[TASK INPUTS start]
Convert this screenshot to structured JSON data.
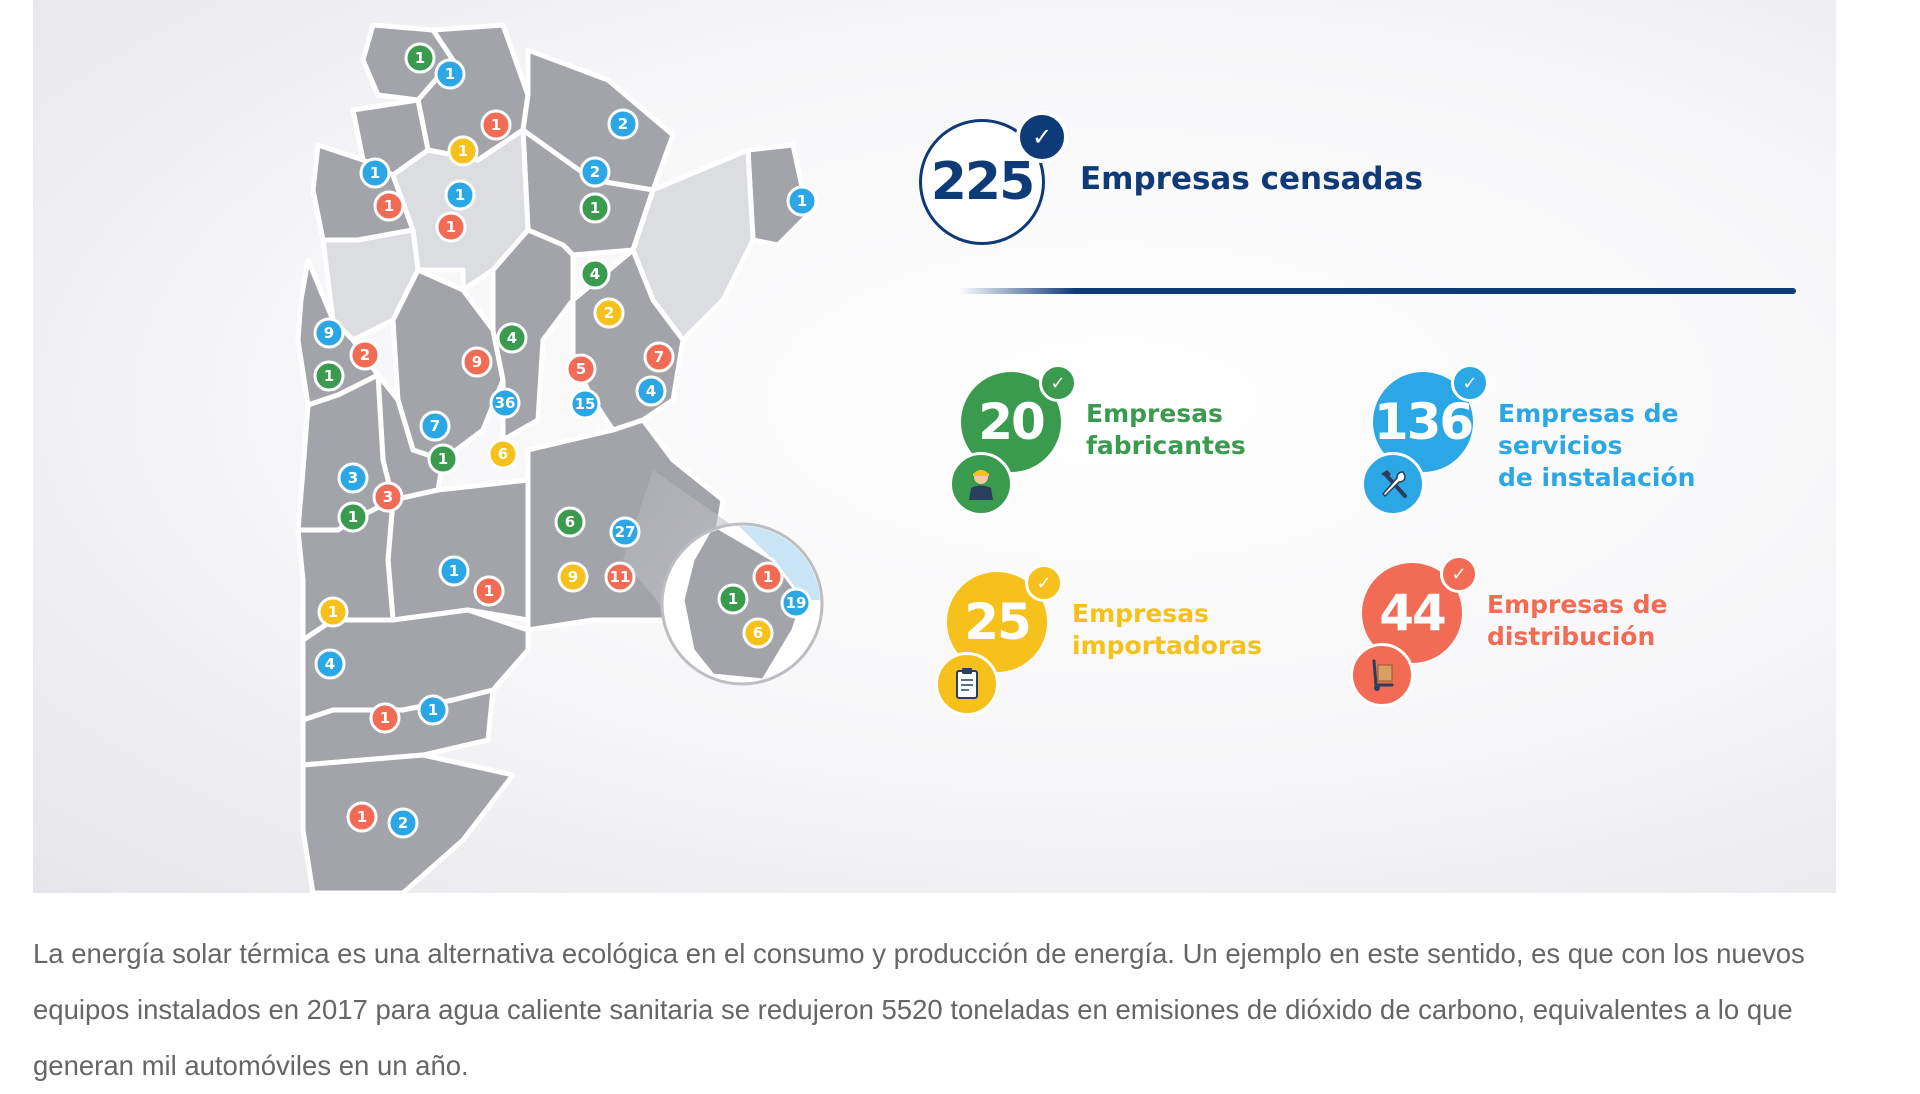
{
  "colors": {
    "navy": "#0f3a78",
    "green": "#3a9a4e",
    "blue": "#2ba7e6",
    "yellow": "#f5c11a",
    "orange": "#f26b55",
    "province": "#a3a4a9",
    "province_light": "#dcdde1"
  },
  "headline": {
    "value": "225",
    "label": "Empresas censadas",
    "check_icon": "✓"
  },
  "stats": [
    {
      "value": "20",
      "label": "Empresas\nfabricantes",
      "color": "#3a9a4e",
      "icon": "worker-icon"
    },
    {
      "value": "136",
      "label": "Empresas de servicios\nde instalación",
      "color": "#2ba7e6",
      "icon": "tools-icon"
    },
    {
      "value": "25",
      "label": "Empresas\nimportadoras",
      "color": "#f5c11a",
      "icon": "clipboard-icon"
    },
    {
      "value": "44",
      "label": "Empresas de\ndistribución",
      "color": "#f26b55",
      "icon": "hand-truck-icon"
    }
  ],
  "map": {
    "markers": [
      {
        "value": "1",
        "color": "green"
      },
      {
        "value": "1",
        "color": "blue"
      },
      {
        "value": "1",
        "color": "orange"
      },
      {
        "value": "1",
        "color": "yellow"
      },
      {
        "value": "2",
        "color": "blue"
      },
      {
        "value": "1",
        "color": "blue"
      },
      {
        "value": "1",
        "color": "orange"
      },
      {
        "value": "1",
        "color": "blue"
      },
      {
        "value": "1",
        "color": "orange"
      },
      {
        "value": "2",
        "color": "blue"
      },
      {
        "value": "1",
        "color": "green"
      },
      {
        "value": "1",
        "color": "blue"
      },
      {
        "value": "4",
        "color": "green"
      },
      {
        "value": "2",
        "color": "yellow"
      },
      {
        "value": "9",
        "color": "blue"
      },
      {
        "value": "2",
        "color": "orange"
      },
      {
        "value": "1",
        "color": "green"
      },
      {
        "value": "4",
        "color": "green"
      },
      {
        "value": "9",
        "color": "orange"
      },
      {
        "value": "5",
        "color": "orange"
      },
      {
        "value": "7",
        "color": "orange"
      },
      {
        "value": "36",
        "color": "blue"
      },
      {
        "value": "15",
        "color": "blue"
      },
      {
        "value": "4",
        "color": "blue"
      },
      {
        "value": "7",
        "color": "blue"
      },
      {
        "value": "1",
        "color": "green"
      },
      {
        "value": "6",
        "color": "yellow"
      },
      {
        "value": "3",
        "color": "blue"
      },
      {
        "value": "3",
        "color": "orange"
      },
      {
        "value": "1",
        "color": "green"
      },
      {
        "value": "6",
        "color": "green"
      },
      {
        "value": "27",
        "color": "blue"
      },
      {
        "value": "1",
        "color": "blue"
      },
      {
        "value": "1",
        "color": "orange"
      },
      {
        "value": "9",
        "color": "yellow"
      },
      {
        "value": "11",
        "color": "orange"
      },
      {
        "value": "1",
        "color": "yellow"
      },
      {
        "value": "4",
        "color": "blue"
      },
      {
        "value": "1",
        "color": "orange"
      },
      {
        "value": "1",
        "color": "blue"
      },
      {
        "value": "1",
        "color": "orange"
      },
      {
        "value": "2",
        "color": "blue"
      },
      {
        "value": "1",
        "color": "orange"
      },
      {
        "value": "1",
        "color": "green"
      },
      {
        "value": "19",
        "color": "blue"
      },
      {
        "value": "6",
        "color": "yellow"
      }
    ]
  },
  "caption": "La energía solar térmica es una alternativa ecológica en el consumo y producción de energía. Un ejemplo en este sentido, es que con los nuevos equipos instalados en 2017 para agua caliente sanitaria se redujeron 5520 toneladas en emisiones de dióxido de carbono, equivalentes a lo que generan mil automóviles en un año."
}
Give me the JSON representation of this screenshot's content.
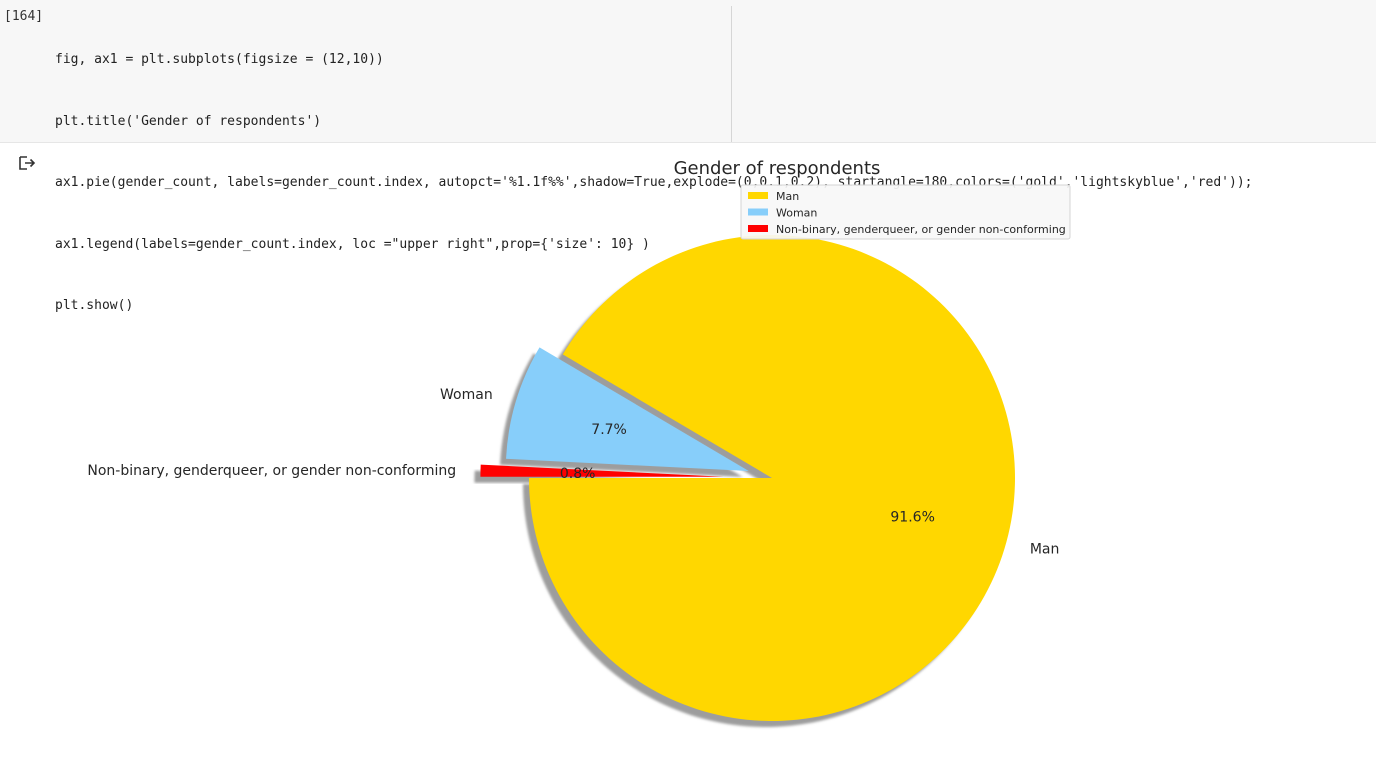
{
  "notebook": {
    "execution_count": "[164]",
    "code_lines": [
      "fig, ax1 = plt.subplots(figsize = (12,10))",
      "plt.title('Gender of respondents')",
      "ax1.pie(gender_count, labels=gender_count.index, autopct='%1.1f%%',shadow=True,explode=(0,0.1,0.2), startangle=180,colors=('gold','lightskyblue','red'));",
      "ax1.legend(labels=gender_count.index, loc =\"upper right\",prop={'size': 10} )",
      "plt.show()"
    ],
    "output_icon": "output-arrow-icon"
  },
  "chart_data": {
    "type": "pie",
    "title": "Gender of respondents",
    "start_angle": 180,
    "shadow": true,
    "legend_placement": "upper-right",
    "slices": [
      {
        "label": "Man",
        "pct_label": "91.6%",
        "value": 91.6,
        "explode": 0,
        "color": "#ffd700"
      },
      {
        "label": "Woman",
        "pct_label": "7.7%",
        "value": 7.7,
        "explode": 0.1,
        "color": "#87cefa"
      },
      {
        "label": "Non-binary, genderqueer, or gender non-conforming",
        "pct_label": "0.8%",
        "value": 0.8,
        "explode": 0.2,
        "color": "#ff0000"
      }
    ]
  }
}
[TASK INPUTS end]
**PROBLEM TO WORK ON:** Repeat the lines of the records verbatim, starting at the line containing "Give me the" and stopping after the final line. Images stay out.

**WORKED SOLUTION:**
Give me the JSON representation of this screenshot's content.
{
  "notebook": {
    "execution_count": "[164]",
    "code_lines": [
      "fig, ax1 = plt.subplots(figsize = (12,10))",
      "plt.title('Gender of respondents')",
      "ax1.pie(gender_count, labels=gender_count.index, autopct='%1.1f%%',shadow=True,explode=(0,0.1,0.2), startangle=180,colors=('gold','lightskyblue','red'));",
      "ax1.legend(labels=gender_count.index, loc =\"upper right\",prop={'size': 10} )",
      "plt.show()"
    ],
    "output_icon": "output-arrow-icon"
  },
  "chart_data": {
    "type": "pie",
    "title": "Gender of respondents",
    "start_angle": 180,
    "shadow": true,
    "legend_placement": "upper-right",
    "slices": [
      {
        "label": "Man",
        "pct_label": "91.6%",
        "value": 91.6,
        "explode": 0,
        "color": "#ffd700"
      },
      {
        "label": "Woman",
        "pct_label": "7.7%",
        "value": 7.7,
        "explode": 0.1,
        "color": "#87cefa"
      },
      {
        "label": "Non-binary, genderqueer, or gender non-conforming",
        "pct_label": "0.8%",
        "value": 0.8,
        "explode": 0.2,
        "color": "#ff0000"
      }
    ]
  }
}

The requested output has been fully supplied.